:: GOAL ::
Extract from the listing below, unchanged, the lines starting at the one that contains "calendar-cell: 3 Sunrise: 6:55" and ending at the one that contains "calendar-week-row: 13 Sunrise: 7:05". Include both of those lines.

:: RAW DATA ::
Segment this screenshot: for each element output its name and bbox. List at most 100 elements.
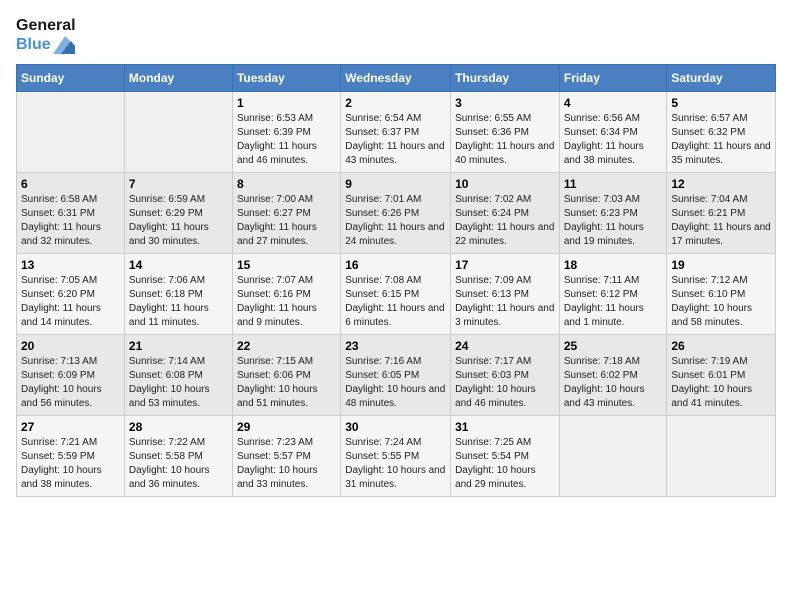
calendar-cell: 3 Sunrise: 6:55 AM Sunset: 6:36 PM Daylig… bbox=[451, 92, 560, 173]
day-number: 7 bbox=[129, 177, 228, 191]
day-info: Sunrise: 6:58 AM Sunset: 6:31 PM Dayligh… bbox=[21, 193, 120, 249]
calendar-week-row: 13 Sunrise: 7:05 AM Sunset: 6:20 PM Dayli… bbox=[17, 254, 776, 335]
day-info: Sunrise: 6:55 AM Sunset: 6:36 PM Dayligh… bbox=[455, 112, 555, 168]
day-info: Sunrise: 7:25 AM Sunset: 5:54 PM Dayligh… bbox=[455, 436, 555, 492]
day-info: Sunrise: 7:14 AM Sunset: 6:08 PM Dayligh… bbox=[129, 355, 228, 411]
calendar-table: SundayMondayTuesdayWednesdayThursdayFrid… bbox=[16, 64, 776, 497]
calendar-cell: 2Sunrise: 6:54 AM Sunset: 6:37 PM Daylig… bbox=[341, 92, 451, 173]
day-info: Sunrise: 7:23 AM Sunset: 5:57 PM Dayligh… bbox=[237, 436, 336, 492]
calendar-cell: 21 Sunrise: 7:14 AM Sunset: 6:08 PM Dayli… bbox=[124, 335, 232, 416]
day-of-week-header: Tuesday bbox=[232, 65, 340, 92]
day-info: Sunrise: 7:08 AM Sunset: 6:15 PM Dayligh… bbox=[345, 274, 446, 330]
day-number: 8 bbox=[237, 177, 336, 191]
calendar-cell: 23Sunrise: 7:16 AM Sunset: 6:05 PM Dayli… bbox=[341, 335, 451, 416]
logo: General Blue bbox=[16, 16, 76, 54]
calendar-cell: 7Sunrise: 6:59 AM Sunset: 6:29 PM Daylig… bbox=[124, 173, 232, 254]
day-info: Sunrise: 7:21 AM Sunset: 5:59 PM Dayligh… bbox=[21, 436, 120, 492]
day-info: Sunrise: 7:06 AM Sunset: 6:18 PM Dayligh… bbox=[129, 274, 228, 330]
logo-general: General bbox=[16, 16, 76, 35]
day-number: 5 bbox=[671, 96, 771, 110]
day-number: 28 bbox=[129, 420, 228, 434]
day-info: Sunrise: 7:22 AM Sunset: 5:58 PM Dayligh… bbox=[129, 436, 228, 492]
calendar-cell: 12 Sunrise: 7:04 AM Sunset: 6:21 PM Dayli… bbox=[667, 173, 776, 254]
day-info: Sunrise: 7:19 AM Sunset: 6:01 PM Dayligh… bbox=[671, 355, 771, 411]
day-number: 16 bbox=[345, 258, 446, 272]
day-info: Sunrise: 7:13 AM Sunset: 6:09 PM Dayligh… bbox=[21, 355, 120, 411]
day-number: 18 bbox=[564, 258, 663, 272]
day-info: Sunrise: 7:15 AM Sunset: 6:06 PM Dayligh… bbox=[237, 355, 336, 411]
calendar-cell: 28 Sunrise: 7:22 AM Sunset: 5:58 PM Dayli… bbox=[124, 416, 232, 497]
header-row: SundayMondayTuesdayWednesdayThursdayFrid… bbox=[17, 65, 776, 92]
calendar-cell: 16 Sunrise: 7:08 AM Sunset: 6:15 PM Dayli… bbox=[341, 254, 451, 335]
calendar-week-row: 20 Sunrise: 7:13 AM Sunset: 6:09 PM Dayli… bbox=[17, 335, 776, 416]
day-number: 23 bbox=[345, 339, 446, 353]
calendar-week-row: 27 Sunrise: 7:21 AM Sunset: 5:59 PM Dayli… bbox=[17, 416, 776, 497]
day-number: 14 bbox=[129, 258, 228, 272]
calendar-cell: 18 Sunrise: 7:11 AM Sunset: 6:12 PM Dayli… bbox=[559, 254, 667, 335]
day-info: Sunrise: 6:53 AM Sunset: 6:39 PM Dayligh… bbox=[237, 112, 336, 168]
calendar-cell: 27 Sunrise: 7:21 AM Sunset: 5:59 PM Dayli… bbox=[17, 416, 125, 497]
day-of-week-header: Wednesday bbox=[341, 65, 451, 92]
day-number: 6 bbox=[21, 177, 120, 191]
calendar-cell: 30 Sunrise: 7:24 AM Sunset: 5:55 PM Dayli… bbox=[341, 416, 451, 497]
day-number: 12 bbox=[671, 177, 771, 191]
day-number: 3 bbox=[455, 96, 555, 110]
day-number: 9 bbox=[345, 177, 446, 191]
calendar-cell: 20 Sunrise: 7:13 AM Sunset: 6:09 PM Dayli… bbox=[17, 335, 125, 416]
logo-wave-icon bbox=[53, 36, 75, 54]
calendar-week-row: 1 Sunrise: 6:53 AM Sunset: 6:39 PM Daylig… bbox=[17, 92, 776, 173]
day-info: Sunrise: 7:24 AM Sunset: 5:55 PM Dayligh… bbox=[345, 436, 446, 492]
day-info: Sunrise: 7:07 AM Sunset: 6:16 PM Dayligh… bbox=[237, 274, 336, 330]
day-number: 15 bbox=[237, 258, 336, 272]
calendar-cell: 26 Sunrise: 7:19 AM Sunset: 6:01 PM Dayli… bbox=[667, 335, 776, 416]
day-info: Sunrise: 6:56 AM Sunset: 6:34 PM Dayligh… bbox=[564, 112, 663, 168]
page-header: General Blue bbox=[16, 16, 776, 54]
calendar-cell: 14 Sunrise: 7:06 AM Sunset: 6:18 PM Dayli… bbox=[124, 254, 232, 335]
logo-blue: Blue bbox=[16, 35, 76, 54]
day-number: 11 bbox=[564, 177, 663, 191]
day-number: 17 bbox=[455, 258, 555, 272]
day-info: Sunrise: 7:03 AM Sunset: 6:23 PM Dayligh… bbox=[564, 193, 663, 249]
calendar-cell: 29 Sunrise: 7:23 AM Sunset: 5:57 PM Dayli… bbox=[232, 416, 340, 497]
day-of-week-header: Saturday bbox=[667, 65, 776, 92]
day-number: 26 bbox=[671, 339, 771, 353]
day-of-week-header: Friday bbox=[559, 65, 667, 92]
calendar-cell: 10Sunrise: 7:02 AM Sunset: 6:24 PM Dayli… bbox=[451, 173, 560, 254]
calendar-cell: 11 Sunrise: 7:03 AM Sunset: 6:23 PM Dayli… bbox=[559, 173, 667, 254]
day-number: 24 bbox=[455, 339, 555, 353]
calendar-cell: 25Sunrise: 7:18 AM Sunset: 6:02 PM Dayli… bbox=[559, 335, 667, 416]
calendar-cell bbox=[124, 92, 232, 173]
calendar-cell: 6 Sunrise: 6:58 AM Sunset: 6:31 PM Daylig… bbox=[17, 173, 125, 254]
day-info: Sunrise: 6:57 AM Sunset: 6:32 PM Dayligh… bbox=[671, 112, 771, 168]
calendar-cell bbox=[559, 416, 667, 497]
calendar-cell: 4 Sunrise: 6:56 AM Sunset: 6:34 PM Daylig… bbox=[559, 92, 667, 173]
day-number: 13 bbox=[21, 258, 120, 272]
day-info: Sunrise: 7:05 AM Sunset: 6:20 PM Dayligh… bbox=[21, 274, 120, 330]
day-number: 29 bbox=[237, 420, 336, 434]
day-number: 22 bbox=[237, 339, 336, 353]
calendar-cell: 15 Sunrise: 7:07 AM Sunset: 6:16 PM Dayli… bbox=[232, 254, 340, 335]
calendar-cell: 8 Sunrise: 7:00 AM Sunset: 6:27 PM Daylig… bbox=[232, 173, 340, 254]
day-number: 1 bbox=[237, 96, 336, 110]
calendar-cell: 31 Sunrise: 7:25 AM Sunset: 5:54 PM Dayli… bbox=[451, 416, 560, 497]
day-number: 4 bbox=[564, 96, 663, 110]
day-number: 21 bbox=[129, 339, 228, 353]
day-number: 30 bbox=[345, 420, 446, 434]
day-info: Sunrise: 7:00 AM Sunset: 6:27 PM Dayligh… bbox=[237, 193, 336, 249]
day-info: Sunrise: 7:01 AM Sunset: 6:26 PM Dayligh… bbox=[345, 193, 446, 249]
day-number: 31 bbox=[455, 420, 555, 434]
day-info: Sunrise: 7:11 AM Sunset: 6:12 PM Dayligh… bbox=[564, 274, 663, 330]
day-of-week-header: Sunday bbox=[17, 65, 125, 92]
day-info: Sunrise: 7:09 AM Sunset: 6:13 PM Dayligh… bbox=[455, 274, 555, 330]
calendar-cell bbox=[17, 92, 125, 173]
day-number: 2 bbox=[345, 96, 446, 110]
day-number: 10 bbox=[455, 177, 555, 191]
day-number: 20 bbox=[21, 339, 120, 353]
calendar-cell: 19Sunrise: 7:12 AM Sunset: 6:10 PM Dayli… bbox=[667, 254, 776, 335]
calendar-cell: 9 Sunrise: 7:01 AM Sunset: 6:26 PM Daylig… bbox=[341, 173, 451, 254]
day-info: Sunrise: 7:04 AM Sunset: 6:21 PM Dayligh… bbox=[671, 193, 771, 249]
day-number: 25 bbox=[564, 339, 663, 353]
day-number: 19 bbox=[671, 258, 771, 272]
calendar-cell: 17 Sunrise: 7:09 AM Sunset: 6:13 PM Dayli… bbox=[451, 254, 560, 335]
day-number: 27 bbox=[21, 420, 120, 434]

:: THE ANSWER ::
calendar-cell: 3 Sunrise: 6:55 AM Sunset: 6:36 PM Daylig… bbox=[451, 92, 560, 173]
day-number: 7 bbox=[129, 177, 228, 191]
day-info: Sunrise: 6:58 AM Sunset: 6:31 PM Dayligh… bbox=[21, 193, 120, 249]
calendar-week-row: 13 Sunrise: 7:05 AM Sunset: 6:20 PM Dayli… bbox=[17, 254, 776, 335]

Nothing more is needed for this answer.